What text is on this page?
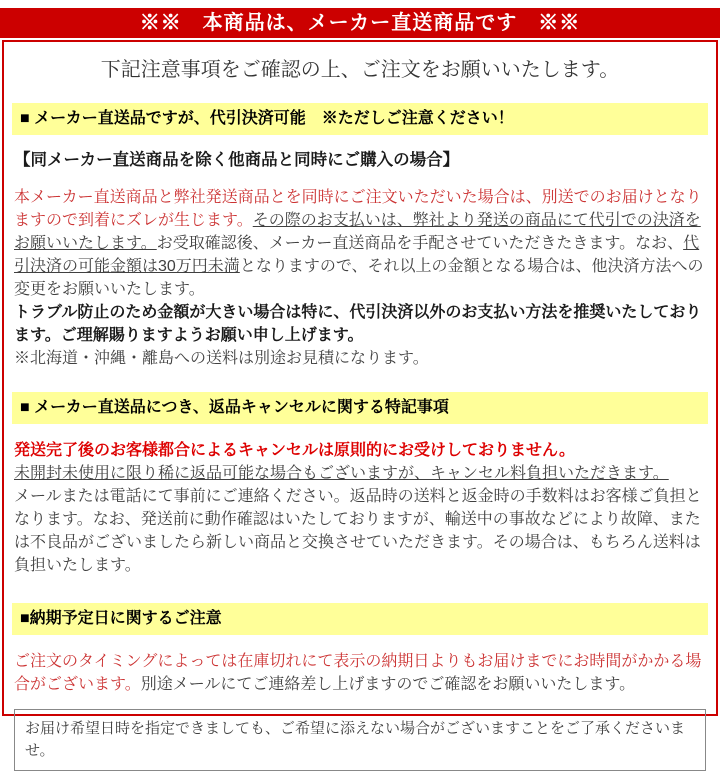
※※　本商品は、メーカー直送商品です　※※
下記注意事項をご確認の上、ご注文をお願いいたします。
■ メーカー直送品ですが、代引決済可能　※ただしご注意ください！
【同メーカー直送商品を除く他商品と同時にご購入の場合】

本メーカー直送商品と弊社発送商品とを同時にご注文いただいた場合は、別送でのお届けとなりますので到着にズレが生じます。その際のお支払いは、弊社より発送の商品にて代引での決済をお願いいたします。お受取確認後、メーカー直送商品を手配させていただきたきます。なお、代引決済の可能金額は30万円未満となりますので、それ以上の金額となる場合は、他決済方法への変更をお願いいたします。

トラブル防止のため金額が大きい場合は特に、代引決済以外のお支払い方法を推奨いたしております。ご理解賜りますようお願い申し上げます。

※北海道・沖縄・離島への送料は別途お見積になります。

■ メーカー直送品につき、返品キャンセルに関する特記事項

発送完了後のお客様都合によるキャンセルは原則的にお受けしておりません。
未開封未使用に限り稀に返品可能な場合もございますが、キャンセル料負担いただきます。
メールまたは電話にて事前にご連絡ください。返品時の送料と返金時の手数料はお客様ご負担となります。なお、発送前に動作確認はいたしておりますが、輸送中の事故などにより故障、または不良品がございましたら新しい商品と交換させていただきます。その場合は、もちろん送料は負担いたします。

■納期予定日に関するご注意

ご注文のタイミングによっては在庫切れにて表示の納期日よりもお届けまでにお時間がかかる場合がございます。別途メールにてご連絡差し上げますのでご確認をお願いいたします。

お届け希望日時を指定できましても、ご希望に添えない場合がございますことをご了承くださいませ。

> [Task requirements]: Return the records exactly. Don't carry the pictures over.

> [Exercise result]:
What text is on this page?
※※　本商品は、メーカー直送商品です　※※
下記注意事項をご確認の上、ご注文をお願いいたします。
■ メーカー直送品ですが、代引決済可能　※ただしご注意ください！
【同メーカー直送商品を除く他商品と同時にご購入の場合】

本メーカー直送商品と弊社発送商品とを同時にご注文いただいた場合は、別送でのお届けとなりますので到着にズレが生じます。その際のお支払いは、弊社より発送の商品にて代引での決済をお願いいたします。お受取確認後、メーカー直送商品を手配させていただきたきます。なお、代引決済の可能金額は30万円未満となりますので、それ以上の金額となる場合は、他決済方法への変更をお願いいたします。

トラブル防止のため金額が大きい場合は特に、代引決済以外のお支払い方法を推奨いたしております。ご理解賜りますようお願い申し上げます。

※北海道・沖縄・離島への送料は別途お見積になります。

■ メーカー直送品につき、返品キャンセルに関する特記事項

発送完了後のお客様都合によるキャンセルは原則的にお受けしておりません。
未開封未使用に限り稀に返品可能な場合もございますが、キャンセル料負担いただきます。
メールまたは電話にて事前にご連絡ください。返品時の送料と返金時の手数料はお客様ご負担となります。なお、発送前に動作確認はいたしておりますが、輸送中の事故などにより故障、または不良品がございましたら新しい商品と交換させていただきます。その場合は、もちろん送料は負担いたします。

■納期予定日に関するご注意

ご注文のタイミングによっては在庫切れにて表示の納期日よりもお届けまでにお時間がかかる場合がございます。別途メールにてご連絡差し上げますのでご確認をお願いいたします。

お届け希望日時を指定できましても、ご希望に添えない場合がございますことをご了承くださいませ。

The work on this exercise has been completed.